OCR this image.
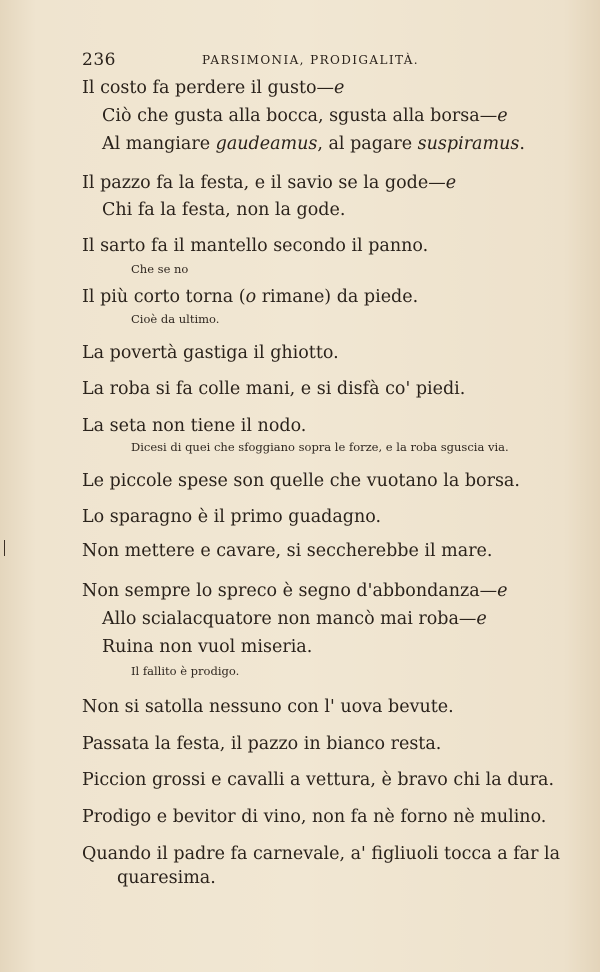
236	PARSIMONIA, PRODIGALITÀ.
Il costo fa perdere il gusto—e
Ciò che gusta alla bocca, sgusta alla borsa—e
Al mangiare gaudeamus, al pagare suspiramus.
Il pazzo fa la festa, e il savio se la gode—e
Chi fa la festa, non la gode.
Il sarto fa il mantello secondo il panno.
Che se no
Il più corto torna (o rimane) da piede.
Cioè da ultimo.
La povertà gastiga il ghiotto.
La roba si fa colle mani, e si disfà co' piedi.
La seta non tiene il nodo.
Dicesi di quei che sfoggiano sopra le forze, e la roba sguscia via.
Le piccole spese son quelle che vuotano la borsa.
Lo sparagno è il primo guadagno.
Non mettere e cavare, si seccherebbe il mare.
Non sempre lo spreco è segno d'abbondanza—e
Allo scialacquatore non mancò mai roba—e
Ruina non vuol miseria.
Il fallito è prodigo.
Non si satolla nessuno con l' uova bevute.
Passata la festa, il pazzo in bianco resta.
Piccion grossi e cavalli a vettura, è bravo chi la dura.
Prodigo e bevitor di vino, non fa nè forno nè mulino.
Quando il padre fa carnevale, a' figliuoli tocca a far la
quaresima.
|---|
◆ **REQUIREMENT**: Leave out the pictures and give the listing above again exactly.

◆ **TASK RESPONSE**:
OCR this image.
236	PARSIMONIA, PRODIGALITÀ.
Il costo fa perdere il gusto—e
Ciò che gusta alla bocca, sgusta alla borsa—e
Al mangiare gaudeamus, al pagare suspiramus.
Il pazzo fa la festa, e il savio se la gode—e
Chi fa la festa, non la gode.
Il sarto fa il mantello secondo il panno.
Che se no
Il più corto torna (o rimane) da piede.
Cioè da ultimo.
La povertà gastiga il ghiotto.
La roba si fa colle mani, e si disfà co' piedi.
La seta non tiene il nodo.
Dicesi di quei che sfoggiano sopra le forze, e la roba sguscia via.
Le piccole spese son quelle che vuotano la borsa.
Lo sparagno è il primo guadagno.
Non mettere e cavare, si seccherebbe il mare.
Non sempre lo spreco è segno d'abbondanza—e
Allo scialacquatore non mancò mai roba—e
Ruina non vuol miseria.
Il fallito è prodigo.
Non si satolla nessuno con l' uova bevute.
Passata la festa, il pazzo in bianco resta.
Piccion grossi e cavalli a vettura, è bravo chi la dura.
Prodigo e bevitor di vino, non fa nè forno nè mulino.
Quando il padre fa carnevale, a' figliuoli tocca a far la
quaresima.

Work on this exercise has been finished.